>> start

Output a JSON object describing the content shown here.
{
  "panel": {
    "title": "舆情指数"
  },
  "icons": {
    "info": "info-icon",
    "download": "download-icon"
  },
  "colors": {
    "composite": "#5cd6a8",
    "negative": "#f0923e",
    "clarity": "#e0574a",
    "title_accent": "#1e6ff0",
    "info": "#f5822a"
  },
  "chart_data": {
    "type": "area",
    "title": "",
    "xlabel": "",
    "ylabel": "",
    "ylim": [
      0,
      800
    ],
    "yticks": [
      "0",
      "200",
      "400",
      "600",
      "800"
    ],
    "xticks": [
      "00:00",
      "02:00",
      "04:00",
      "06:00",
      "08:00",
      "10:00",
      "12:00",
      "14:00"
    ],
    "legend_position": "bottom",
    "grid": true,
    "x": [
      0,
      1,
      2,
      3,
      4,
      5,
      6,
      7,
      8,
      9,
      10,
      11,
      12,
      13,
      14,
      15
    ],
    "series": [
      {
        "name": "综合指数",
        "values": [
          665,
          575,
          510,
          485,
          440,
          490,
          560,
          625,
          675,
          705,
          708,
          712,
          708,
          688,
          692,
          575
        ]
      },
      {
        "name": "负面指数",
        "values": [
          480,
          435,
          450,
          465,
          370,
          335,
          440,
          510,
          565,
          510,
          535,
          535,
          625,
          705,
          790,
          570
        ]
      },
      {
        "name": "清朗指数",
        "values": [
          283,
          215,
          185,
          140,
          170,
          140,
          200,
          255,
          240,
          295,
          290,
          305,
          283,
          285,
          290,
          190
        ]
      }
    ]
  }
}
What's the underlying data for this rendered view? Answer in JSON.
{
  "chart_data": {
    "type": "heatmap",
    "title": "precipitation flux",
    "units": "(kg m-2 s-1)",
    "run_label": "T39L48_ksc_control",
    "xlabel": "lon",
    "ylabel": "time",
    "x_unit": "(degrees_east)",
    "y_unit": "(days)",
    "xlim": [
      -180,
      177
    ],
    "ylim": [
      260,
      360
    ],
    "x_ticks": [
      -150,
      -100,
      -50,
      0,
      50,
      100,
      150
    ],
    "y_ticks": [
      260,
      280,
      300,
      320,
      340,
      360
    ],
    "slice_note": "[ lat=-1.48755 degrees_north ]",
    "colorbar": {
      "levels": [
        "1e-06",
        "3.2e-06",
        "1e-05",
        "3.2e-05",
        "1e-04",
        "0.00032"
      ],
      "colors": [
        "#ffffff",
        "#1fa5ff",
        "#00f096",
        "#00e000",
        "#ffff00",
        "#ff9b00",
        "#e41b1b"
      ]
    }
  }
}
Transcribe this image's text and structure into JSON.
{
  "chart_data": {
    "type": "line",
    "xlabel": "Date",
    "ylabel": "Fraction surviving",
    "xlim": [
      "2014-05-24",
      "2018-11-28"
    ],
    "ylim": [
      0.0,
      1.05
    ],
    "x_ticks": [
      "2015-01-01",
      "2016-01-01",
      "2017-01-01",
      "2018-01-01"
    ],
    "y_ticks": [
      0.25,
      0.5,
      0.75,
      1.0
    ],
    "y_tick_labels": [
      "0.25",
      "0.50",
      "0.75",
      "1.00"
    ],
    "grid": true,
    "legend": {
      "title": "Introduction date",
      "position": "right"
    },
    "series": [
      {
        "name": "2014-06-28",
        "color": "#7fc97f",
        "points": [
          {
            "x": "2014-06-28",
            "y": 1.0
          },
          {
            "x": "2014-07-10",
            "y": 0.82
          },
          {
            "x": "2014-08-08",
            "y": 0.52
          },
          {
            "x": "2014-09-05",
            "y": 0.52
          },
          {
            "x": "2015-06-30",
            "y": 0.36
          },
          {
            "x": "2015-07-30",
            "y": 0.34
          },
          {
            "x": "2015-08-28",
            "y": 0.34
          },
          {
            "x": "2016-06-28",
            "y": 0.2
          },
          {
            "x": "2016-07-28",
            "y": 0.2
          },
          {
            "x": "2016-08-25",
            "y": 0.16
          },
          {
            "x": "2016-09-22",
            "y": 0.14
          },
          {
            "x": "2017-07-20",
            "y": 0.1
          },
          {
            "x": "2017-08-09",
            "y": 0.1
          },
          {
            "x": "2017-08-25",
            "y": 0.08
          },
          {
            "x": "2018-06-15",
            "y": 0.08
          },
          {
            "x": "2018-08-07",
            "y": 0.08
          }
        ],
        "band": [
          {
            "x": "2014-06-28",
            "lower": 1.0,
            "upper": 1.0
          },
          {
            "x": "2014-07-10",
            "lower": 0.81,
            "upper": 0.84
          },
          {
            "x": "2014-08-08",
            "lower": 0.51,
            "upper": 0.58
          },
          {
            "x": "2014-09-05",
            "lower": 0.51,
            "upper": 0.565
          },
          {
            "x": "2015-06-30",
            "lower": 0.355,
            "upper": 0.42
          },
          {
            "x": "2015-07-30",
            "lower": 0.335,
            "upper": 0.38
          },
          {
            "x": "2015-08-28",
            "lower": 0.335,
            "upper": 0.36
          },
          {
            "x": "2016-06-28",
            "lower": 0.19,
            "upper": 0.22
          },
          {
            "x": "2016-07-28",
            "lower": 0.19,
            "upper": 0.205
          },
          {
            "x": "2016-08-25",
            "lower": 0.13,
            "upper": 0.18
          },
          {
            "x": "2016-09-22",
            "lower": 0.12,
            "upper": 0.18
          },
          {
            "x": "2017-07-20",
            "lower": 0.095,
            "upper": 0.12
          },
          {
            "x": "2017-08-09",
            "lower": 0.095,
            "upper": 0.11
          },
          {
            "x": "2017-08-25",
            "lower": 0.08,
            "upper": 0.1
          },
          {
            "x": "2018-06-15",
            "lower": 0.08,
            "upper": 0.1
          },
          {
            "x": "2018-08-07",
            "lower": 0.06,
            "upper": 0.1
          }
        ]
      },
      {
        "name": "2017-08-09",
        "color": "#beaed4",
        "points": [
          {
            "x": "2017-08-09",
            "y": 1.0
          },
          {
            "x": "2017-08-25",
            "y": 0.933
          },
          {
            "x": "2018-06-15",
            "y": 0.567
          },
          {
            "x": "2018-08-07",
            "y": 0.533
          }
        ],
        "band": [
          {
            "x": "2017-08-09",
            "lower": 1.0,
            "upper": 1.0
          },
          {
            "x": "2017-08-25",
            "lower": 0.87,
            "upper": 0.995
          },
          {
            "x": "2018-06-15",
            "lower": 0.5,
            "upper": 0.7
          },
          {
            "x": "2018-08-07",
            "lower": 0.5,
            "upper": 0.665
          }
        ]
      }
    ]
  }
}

>> end

§ **What is required**: Output the full listing without altering anything.

§ **Exercise response**:
Output a JSON object describing the content shown here.
{
  "panel": {
    "title": "舆情指数"
  },
  "icons": {
    "info": "info-icon",
    "download": "download-icon"
  },
  "colors": {
    "composite": "#5cd6a8",
    "negative": "#f0923e",
    "clarity": "#e0574a",
    "title_accent": "#1e6ff0",
    "info": "#f5822a"
  },
  "chart_data": {
    "type": "area",
    "title": "",
    "xlabel": "",
    "ylabel": "",
    "ylim": [
      0,
      800
    ],
    "yticks": [
      "0",
      "200",
      "400",
      "600",
      "800"
    ],
    "xticks": [
      "00:00",
      "02:00",
      "04:00",
      "06:00",
      "08:00",
      "10:00",
      "12:00",
      "14:00"
    ],
    "legend_position": "bottom",
    "grid": true,
    "x": [
      0,
      1,
      2,
      3,
      4,
      5,
      6,
      7,
      8,
      9,
      10,
      11,
      12,
      13,
      14,
      15
    ],
    "series": [
      {
        "name": "综合指数",
        "values": [
          665,
          575,
          510,
          485,
          440,
          490,
          560,
          625,
          675,
          705,
          708,
          712,
          708,
          688,
          692,
          575
        ]
      },
      {
        "name": "负面指数",
        "values": [
          480,
          435,
          450,
          465,
          370,
          335,
          440,
          510,
          565,
          510,
          535,
          535,
          625,
          705,
          790,
          570
        ]
      },
      {
        "name": "清朗指数",
        "values": [
          283,
          215,
          185,
          140,
          170,
          140,
          200,
          255,
          240,
          295,
          290,
          305,
          283,
          285,
          290,
          190
        ]
      }
    ]
  }
}
What's the underlying data for this rendered view? Answer in JSON.
{
  "chart_data": {
    "type": "heatmap",
    "title": "precipitation flux",
    "units": "(kg m-2 s-1)",
    "run_label": "T39L48_ksc_control",
    "xlabel": "lon",
    "ylabel": "time",
    "x_unit": "(degrees_east)",
    "y_unit": "(days)",
    "xlim": [
      -180,
      177
    ],
    "ylim": [
      260,
      360
    ],
    "x_ticks": [
      -150,
      -100,
      -50,
      0,
      50,
      100,
      150
    ],
    "y_ticks": [
      260,
      280,
      300,
      320,
      340,
      360
    ],
    "slice_note": "[ lat=-1.48755 degrees_north ]",
    "colorbar": {
      "levels": [
        "1e-06",
        "3.2e-06",
        "1e-05",
        "3.2e-05",
        "1e-04",
        "0.00032"
      ],
      "colors": [
        "#ffffff",
        "#1fa5ff",
        "#00f096",
        "#00e000",
        "#ffff00",
        "#ff9b00",
        "#e41b1b"
      ]
    }
  }
}
Transcribe this image's text and structure into JSON.
{
  "chart_data": {
    "type": "line",
    "xlabel": "Date",
    "ylabel": "Fraction surviving",
    "xlim": [
      "2014-05-24",
      "2018-11-28"
    ],
    "ylim": [
      0.0,
      1.05
    ],
    "x_ticks": [
      "2015-01-01",
      "2016-01-01",
      "2017-01-01",
      "2018-01-01"
    ],
    "y_ticks": [
      0.25,
      0.5,
      0.75,
      1.0
    ],
    "y_tick_labels": [
      "0.25",
      "0.50",
      "0.75",
      "1.00"
    ],
    "grid": true,
    "legend": {
      "title": "Introduction date",
      "position": "right"
    },
    "series": [
      {
        "name": "2014-06-28",
        "color": "#7fc97f",
        "points": [
          {
            "x": "2014-06-28",
            "y": 1.0
          },
          {
            "x": "2014-07-10",
            "y": 0.82
          },
          {
            "x": "2014-08-08",
            "y": 0.52
          },
          {
            "x": "2014-09-05",
            "y": 0.52
          },
          {
            "x": "2015-06-30",
            "y": 0.36
          },
          {
            "x": "2015-07-30",
            "y": 0.34
          },
          {
            "x": "2015-08-28",
            "y": 0.34
          },
          {
            "x": "2016-06-28",
            "y": 0.2
          },
          {
            "x": "2016-07-28",
            "y": 0.2
          },
          {
            "x": "2016-08-25",
            "y": 0.16
          },
          {
            "x": "2016-09-22",
            "y": 0.14
          },
          {
            "x": "2017-07-20",
            "y": 0.1
          },
          {
            "x": "2017-08-09",
            "y": 0.1
          },
          {
            "x": "2017-08-25",
            "y": 0.08
          },
          {
            "x": "2018-06-15",
            "y": 0.08
          },
          {
            "x": "2018-08-07",
            "y": 0.08
          }
        ],
        "band": [
          {
            "x": "2014-06-28",
            "lower": 1.0,
            "upper": 1.0
          },
          {
            "x": "2014-07-10",
            "lower": 0.81,
            "upper": 0.84
          },
          {
            "x": "2014-08-08",
            "lower": 0.51,
            "upper": 0.58
          },
          {
            "x": "2014-09-05",
            "lower": 0.51,
            "upper": 0.565
          },
          {
            "x": "2015-06-30",
            "lower": 0.355,
            "upper": 0.42
          },
          {
            "x": "2015-07-30",
            "lower": 0.335,
            "upper": 0.38
          },
          {
            "x": "2015-08-28",
            "lower": 0.335,
            "upper": 0.36
          },
          {
            "x": "2016-06-28",
            "lower": 0.19,
            "upper": 0.22
          },
          {
            "x": "2016-07-28",
            "lower": 0.19,
            "upper": 0.205
          },
          {
            "x": "2016-08-25",
            "lower": 0.13,
            "upper": 0.18
          },
          {
            "x": "2016-09-22",
            "lower": 0.12,
            "upper": 0.18
          },
          {
            "x": "2017-07-20",
            "lower": 0.095,
            "upper": 0.12
          },
          {
            "x": "2017-08-09",
            "lower": 0.095,
            "upper": 0.11
          },
          {
            "x": "2017-08-25",
            "lower": 0.08,
            "upper": 0.1
          },
          {
            "x": "2018-06-15",
            "lower": 0.08,
            "upper": 0.1
          },
          {
            "x": "2018-08-07",
            "lower": 0.06,
            "upper": 0.1
          }
        ]
      },
      {
        "name": "2017-08-09",
        "color": "#beaed4",
        "points": [
          {
            "x": "2017-08-09",
            "y": 1.0
          },
          {
            "x": "2017-08-25",
            "y": 0.933
          },
          {
            "x": "2018-06-15",
            "y": 0.567
          },
          {
            "x": "2018-08-07",
            "y": 0.533
          }
        ],
        "band": [
          {
            "x": "2017-08-09",
            "lower": 1.0,
            "upper": 1.0
          },
          {
            "x": "2017-08-25",
            "lower": 0.87,
            "upper": 0.995
          },
          {
            "x": "2018-06-15",
            "lower": 0.5,
            "upper": 0.7
          },
          {
            "x": "2018-08-07",
            "lower": 0.5,
            "upper": 0.665
          }
        ]
      }
    ]
  }
}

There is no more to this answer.